== DO THIS ==
Copy every line of the data that contains the string "тысяч".
# EXERCISE DATA start
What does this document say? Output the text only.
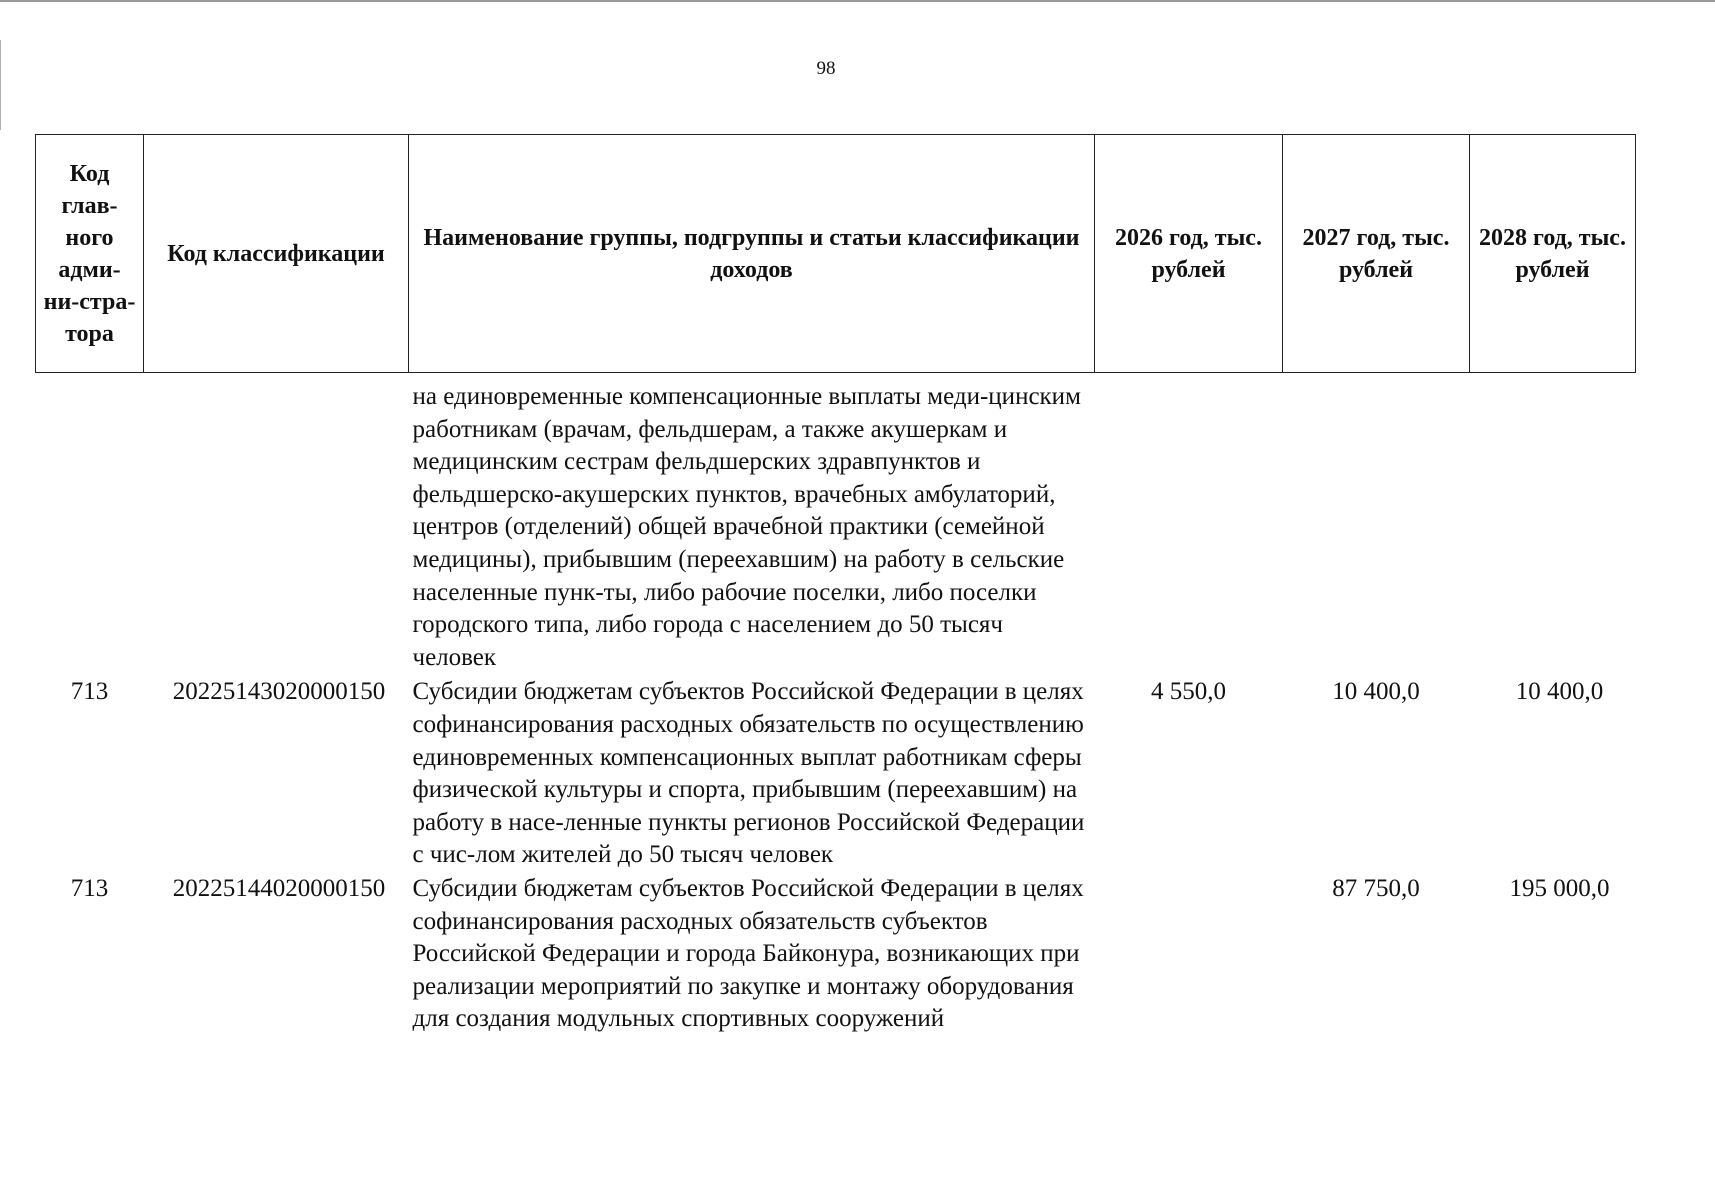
98
Код глав-ного адми-ни-стра-тора	Код классификации	Наименование группы, подгруппы и статьи классификации доходов	2026 год, тыс. рублей	2027 год, тыс. рублей	2028 год, тыс. рублей
		на единовременные компенсационные выплаты меди-цинским работникам (врачам, фельдшерам, а также акушеркам и медицинским сестрам фельдшерских здравпунктов и фельдшерско-акушерских пунктов, врачебных амбулаторий, центров (отделений) общей врачебной практики (семейной медицины), прибывшим (переехавшим) на работу в сельские населенные пунк-ты, либо рабочие поселки, либо поселки городского типа, либо города с населением до 50 тысяч человек			
713	20225143020000150	Субсидии бюджетам субъектов Российской Федерации в целях софинансирования расходных обязательств по осуществлению единовременных компенсационных выплат работникам сферы физической культуры и спорта, прибывшим (переехавшим) на работу в насе-ленные пункты регионов Российской Федерации с чис-лом жителей до 50 тысяч человек	4 550,0	10 400,0	10 400,0
713	20225144020000150	Субсидии бюджетам субъектов Российской Федерации в целях софинансирования расходных обязательств субъектов Российской Федерации и города Байконура, возникающих при реализации мероприятий по закупке и монтажу оборудования для создания модульных спортивных сооружений		87 750,0	195 000,0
# EXERCISE DATA end
== ANSWER TO THIS EXERCISE ==
		на единовременные компенсационные выплаты меди-цинским работникам (врачам, фельдшерам, а также акушеркам и медицинским сестрам фельдшерских здравпунктов и фельдшерско-акушерских пунктов, врачебных амбулаторий, центров (отделений) общей врачебной практики (семейной медицины), прибывшим (переехавшим) на работу в сельские населенные пунк-ты, либо рабочие поселки, либо поселки городского типа, либо города с населением до 50 тысяч человек			
713	20225143020000150	Субсидии бюджетам субъектов Российской Федерации в целях софинансирования расходных обязательств по осуществлению единовременных компенсационных выплат работникам сферы физической культуры и спорта, прибывшим (переехавшим) на работу в насе-ленные пункты регионов Российской Федерации с чис-лом жителей до 50 тысяч человек	4 550,0	10 400,0	10 400,0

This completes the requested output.